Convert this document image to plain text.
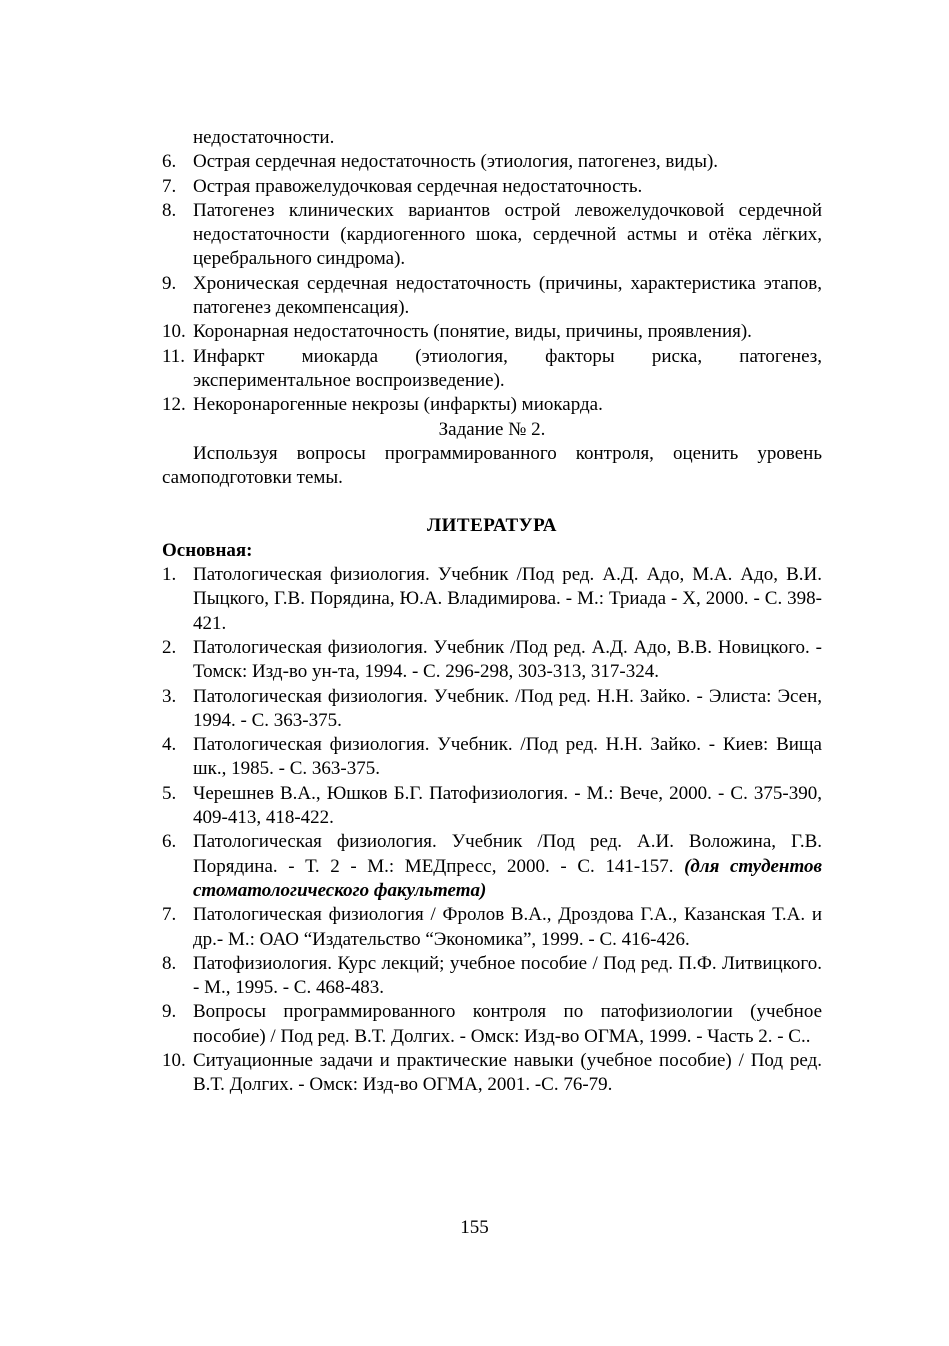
недостаточности.
6. Острая сердечная недостаточность (этиология, патогенез, виды).
7. Острая правожелудочковая сердечная недостаточность.
8. Патогенез клинических вариантов острой левожелудочковой сердечной недостаточности (кардиогенного шока, сердечной астмы и отёка лёгких, церебрального синдрома).
9. Хроническая сердечная недостаточность (причины, характеристика этапов, патогенез декомпенсация).
10. Коронарная недостаточность (понятие, виды, причины, проявления).
11. Инфаркт миокарда (этиология, факторы риска, патогенез, экспериментальное воспроизведение).
12. Некоронарогенные некрозы (инфаркты) миокарда.
Задание № 2.
Используя вопросы программированного контроля, оценить уровень самоподготовки темы.
ЛИТЕРАТУРА
Основная:
1. Патологическая физиология. Учебник /Под ред. А.Д. Адо, М.А. Адо, В.И. Пыцкого, Г.В. Порядина, Ю.А. Владимирова. - М.: Триада - Х, 2000. - С. 398-421.
2. Патологическая физиология. Учебник /Под ред. А.Д. Адо, В.В. Новицкого. - Томск: Изд-во ун-та, 1994. - С. 296-298, 303-313, 317-324.
3. Патологическая физиология. Учебник. /Под ред. Н.Н. Зайко. - Элиста: Эсен, 1994. - С. 363-375.
4. Патологическая физиология. Учебник. /Под ред. Н.Н. Зайко. - Киев: Вища шк., 1985. - С. 363-375.
5. Черешнев В.А., Юшков Б.Г. Патофизиология. - М.: Вече, 2000. - С. 375-390, 409-413, 418-422.
6. Патологическая физиология. Учебник /Под ред. А.И. Воложина, Г.В. Порядина. - Т. 2 - М.: МЕДпресс, 2000. - С. 141-157. (для студентов стоматологического факультета)
7. Патологическая физиология / Фролов В.А., Дроздова Г.А., Казанская Т.А. и др.- М.: ОАО “Издательство “Экономика”, 1999. - С. 416-426.
8. Патофизиология. Курс лекций; учебное пособие / Под ред. П.Ф. Литвицкого. - М., 1995. - С. 468-483.
9. Вопросы программированного контроля по патофизиологии (учебное пособие) / Под ред. В.Т. Долгих. - Омск: Изд-во ОГМА, 1999. - Часть 2. - С..
10. Ситуационные задачи и практические навыки (учебное пособие) / Под ред. В.Т. Долгих. - Омск: Изд-во ОГМА, 2001. -С. 76-79.
155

▶ **Goal**
Could you reproduce every record above exactly, leaving out the pictures?

▶ **Right answer**
Convert this document image to plain text.
недостаточности.
6. Острая сердечная недостаточность (этиология, патогенез, виды).
7. Острая правожелудочковая сердечная недостаточность.
8. Патогенез клинических вариантов острой левожелудочковой сердечной недостаточности (кардиогенного шока, сердечной астмы и отёка лёгких, церебрального синдрома).
9. Хроническая сердечная недостаточность (причины, характеристика этапов, патогенез декомпенсация).
10. Коронарная недостаточность (понятие, виды, причины, проявления).
11. Инфаркт миокарда (этиология, факторы риска, патогенез, экспериментальное воспроизведение).
12. Некоронарогенные некрозы (инфаркты) миокарда.
Задание № 2.
Используя вопросы программированного контроля, оценить уровень самоподготовки темы.
ЛИТЕРАТУРА
Основная:
1. Патологическая физиология. Учебник /Под ред. А.Д. Адо, М.А. Адо, В.И. Пыцкого, Г.В. Порядина, Ю.А. Владимирова. - М.: Триада - Х, 2000. - С. 398-421.
2. Патологическая физиология. Учебник /Под ред. А.Д. Адо, В.В. Новицкого. - Томск: Изд-во ун-та, 1994. - С. 296-298, 303-313, 317-324.
3. Патологическая физиология. Учебник. /Под ред. Н.Н. Зайко. - Элиста: Эсен, 1994. - С. 363-375.
4. Патологическая физиология. Учебник. /Под ред. Н.Н. Зайко. - Киев: Вища шк., 1985. - С. 363-375.
5. Черешнев В.А., Юшков Б.Г. Патофизиология. - М.: Вече, 2000. - С. 375-390, 409-413, 418-422.
6. Патологическая физиология. Учебник /Под ред. А.И. Воложина, Г.В. Порядина. - Т. 2 - М.: МЕДпресс, 2000. - С. 141-157. (для студентов стоматологического факультета)
7. Патологическая физиология / Фролов В.А., Дроздова Г.А., Казанская Т.А. и др.- М.: ОАО “Издательство “Экономика”, 1999. - С. 416-426.
8. Патофизиология. Курс лекций; учебное пособие / Под ред. П.Ф. Литвицкого. - М., 1995. - С. 468-483.
9. Вопросы программированного контроля по патофизиологии (учебное пособие) / Под ред. В.Т. Долгих. - Омск: Изд-во ОГМА, 1999. - Часть 2. - С..
10. Ситуационные задачи и практические навыки (учебное пособие) / Под ред. В.Т. Долгих. - Омск: Изд-во ОГМА, 2001. -С. 76-79.
155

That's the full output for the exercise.